§ WHAT IS REQUIRED: Write down every entry below once more, exactly.

┌─ EXTRACTED ENTRIES

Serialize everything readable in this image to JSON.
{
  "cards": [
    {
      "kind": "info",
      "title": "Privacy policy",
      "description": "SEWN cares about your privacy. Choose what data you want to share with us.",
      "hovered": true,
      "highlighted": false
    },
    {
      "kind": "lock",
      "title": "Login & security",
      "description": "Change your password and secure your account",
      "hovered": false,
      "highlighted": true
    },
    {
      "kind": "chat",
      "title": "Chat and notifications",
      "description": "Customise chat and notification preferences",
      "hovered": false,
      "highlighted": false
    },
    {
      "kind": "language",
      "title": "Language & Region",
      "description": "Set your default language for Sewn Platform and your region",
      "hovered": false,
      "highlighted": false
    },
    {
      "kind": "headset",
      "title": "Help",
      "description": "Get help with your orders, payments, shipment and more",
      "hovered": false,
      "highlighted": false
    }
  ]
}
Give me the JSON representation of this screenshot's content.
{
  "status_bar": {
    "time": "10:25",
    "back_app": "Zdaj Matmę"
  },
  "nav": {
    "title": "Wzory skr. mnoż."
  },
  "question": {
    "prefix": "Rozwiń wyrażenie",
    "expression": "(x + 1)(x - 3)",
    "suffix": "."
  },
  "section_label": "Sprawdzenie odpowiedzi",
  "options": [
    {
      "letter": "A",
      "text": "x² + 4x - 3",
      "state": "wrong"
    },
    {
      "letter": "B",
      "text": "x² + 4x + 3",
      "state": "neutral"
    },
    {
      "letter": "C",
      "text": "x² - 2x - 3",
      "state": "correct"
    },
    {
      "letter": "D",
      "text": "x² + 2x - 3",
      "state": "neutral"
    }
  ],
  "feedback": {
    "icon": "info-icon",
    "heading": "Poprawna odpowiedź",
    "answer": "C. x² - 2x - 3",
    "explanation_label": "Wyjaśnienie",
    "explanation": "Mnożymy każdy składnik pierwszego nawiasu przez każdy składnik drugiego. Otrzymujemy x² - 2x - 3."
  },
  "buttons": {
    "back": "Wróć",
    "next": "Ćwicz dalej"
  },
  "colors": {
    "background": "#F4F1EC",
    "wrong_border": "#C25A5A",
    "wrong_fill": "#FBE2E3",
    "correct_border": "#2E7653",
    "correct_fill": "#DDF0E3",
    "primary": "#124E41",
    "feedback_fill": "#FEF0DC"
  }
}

└─

§ FULL RESPONSE:
Serialize everything readable in this image to JSON.
{
  "cards": [
    {
      "kind": "info",
      "title": "Privacy policy",
      "description": "SEWN cares about your privacy. Choose what data you want to share with us.",
      "hovered": true,
      "highlighted": false
    },
    {
      "kind": "lock",
      "title": "Login & security",
      "description": "Change your password and secure your account",
      "hovered": false,
      "highlighted": true
    },
    {
      "kind": "chat",
      "title": "Chat and notifications",
      "description": "Customise chat and notification preferences",
      "hovered": false,
      "highlighted": false
    },
    {
      "kind": "language",
      "title": "Language & Region",
      "description": "Set your default language for Sewn Platform and your region",
      "hovered": false,
      "highlighted": false
    },
    {
      "kind": "headset",
      "title": "Help",
      "description": "Get help with your orders, payments, shipment and more",
      "hovered": false,
      "highlighted": false
    }
  ]
}
Give me the JSON representation of this screenshot's content.
{
  "status_bar": {
    "time": "10:25",
    "back_app": "Zdaj Matmę"
  },
  "nav": {
    "title": "Wzory skr. mnoż."
  },
  "question": {
    "prefix": "Rozwiń wyrażenie",
    "expression": "(x + 1)(x - 3)",
    "suffix": "."
  },
  "section_label": "Sprawdzenie odpowiedzi",
  "options": [
    {
      "letter": "A",
      "text": "x² + 4x - 3",
      "state": "wrong"
    },
    {
      "letter": "B",
      "text": "x² + 4x + 3",
      "state": "neutral"
    },
    {
      "letter": "C",
      "text": "x² - 2x - 3",
      "state": "correct"
    },
    {
      "letter": "D",
      "text": "x² + 2x - 3",
      "state": "neutral"
    }
  ],
  "feedback": {
    "icon": "info-icon",
    "heading": "Poprawna odpowiedź",
    "answer": "C. x² - 2x - 3",
    "explanation_label": "Wyjaśnienie",
    "explanation": "Mnożymy każdy składnik pierwszego nawiasu przez każdy składnik drugiego. Otrzymujemy x² - 2x - 3."
  },
  "buttons": {
    "back": "Wróć",
    "next": "Ćwicz dalej"
  },
  "colors": {
    "background": "#F4F1EC",
    "wrong_border": "#C25A5A",
    "wrong_fill": "#FBE2E3",
    "correct_border": "#2E7653",
    "correct_fill": "#DDF0E3",
    "primary": "#124E41",
    "feedback_fill": "#FEF0DC"
  }
}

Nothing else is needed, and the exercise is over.